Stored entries
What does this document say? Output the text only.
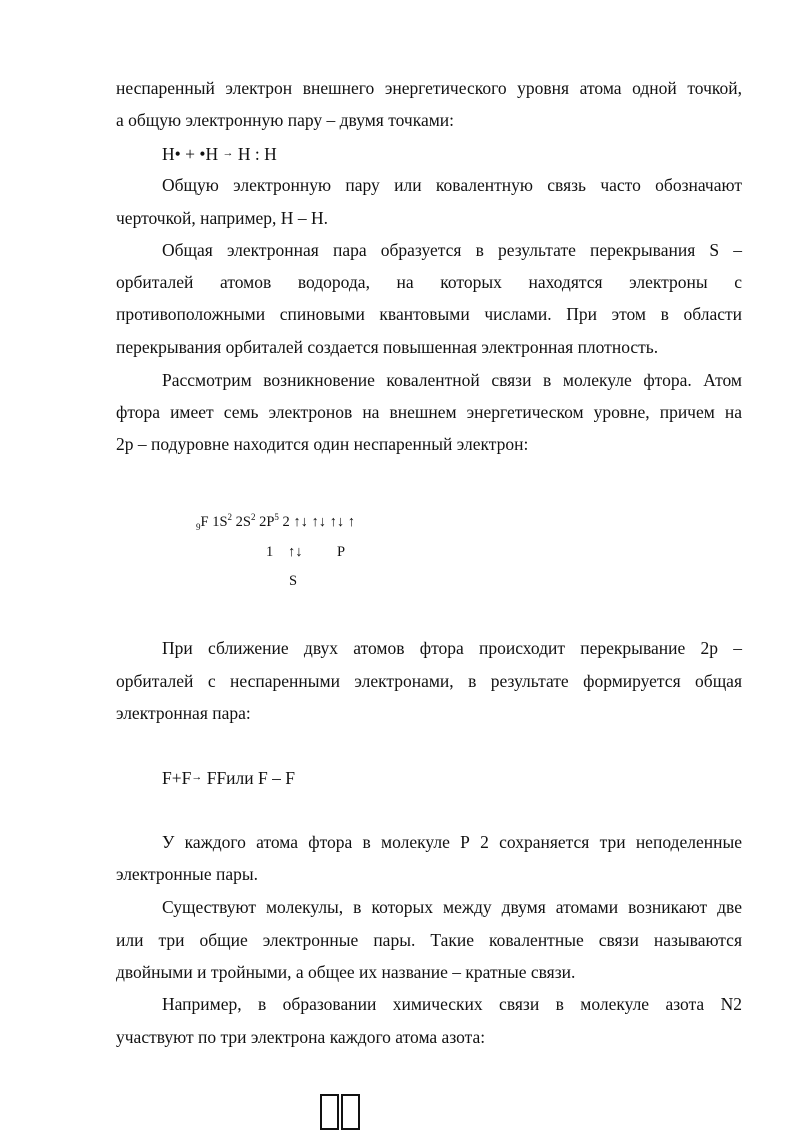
неспаренный электрон внешнего энергетического уровня атома одной точкой,

а общую электронную пару – двумя точками:

H• + •H → H : H

Общую электронную пару или ковалентную связь часто обозначают

черточкой, например, H – H.

Общая электронная пара образуется в результате перекрывания S –

орбиталей атомов водорода, на которых находятся электроны с

противоположными спиновыми квантовыми числами. При этом в области

перекрывания орбиталей создается повышенная электронная плотность.

Рассмотрим возникновение ковалентной связи в молекуле фтора. Атом

фтора имеет семь электронов на внешнем энергетическом уровне, причем на

2p – подуровне находится один неспаренный электрон:

$_9$F $1S^2$ $2S^2$ $2P^5$ 2 ↑↓ ↑↓ ↑↓ ↑
1 ↑↓ P
S

При сближение двух атомов фтора происходит перекрывание 2p –

орбиталей с неспаренными электронами, в результате формируется общая

электронная пара:

F+F→ FFили F – F

У каждого атома фтора в молекуле Р 2 сохраняется три неподеленные

электронные пары.

Существуют молекулы, в которых между двумя атомами возникают две

или три общие электронные пары. Такие ковалентные связи называются

двойными и тройными, а общее их название – кратные связи.

Например, в образовании химических связи в молекуле азота N2

участвуют по три электрона каждого атома азота:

→ **EXERCISE BRIEF**:
Restate the data above word for word. Skip every picture.

→ **OUTPUT BELOW**:
What does this document say? Output the text only.
неспаренный электрон внешнего энергетического уровня атома одной точкой,

а общую электронную пару – двумя точками:

H• + •H → H : H

Общую электронную пару или ковалентную связь часто обозначают

черточкой, например, H – H.

Общая электронная пара образуется в результате перекрывания S –

орбиталей атомов водорода, на которых находятся электроны с

противоположными спиновыми квантовыми числами. При этом в области

перекрывания орбиталей создается повышенная электронная плотность.

Рассмотрим возникновение ковалентной связи в молекуле фтора. Атом

фтора имеет семь электронов на внешнем энергетическом уровне, причем на

2p – подуровне находится один неспаренный электрон:

$_9$F $1S^2$ $2S^2$ $2P^5$ 2 ↑↓ ↑↓ ↑↓ ↑
1 ↑↓ P
S

При сближение двух атомов фтора происходит перекрывание 2p –

орбиталей с неспаренными электронами, в результате формируется общая

электронная пара:

F+F→ FFили F – F

У каждого атома фтора в молекуле Р 2 сохраняется три неподеленные

электронные пары.

Существуют молекулы, в которых между двумя атомами возникают две

или три общие электронные пары. Такие ковалентные связи называются

двойными и тройными, а общее их название – кратные связи.

Например, в образовании химических связи в молекуле азота N2

участвуют по три электрона каждого атома азота:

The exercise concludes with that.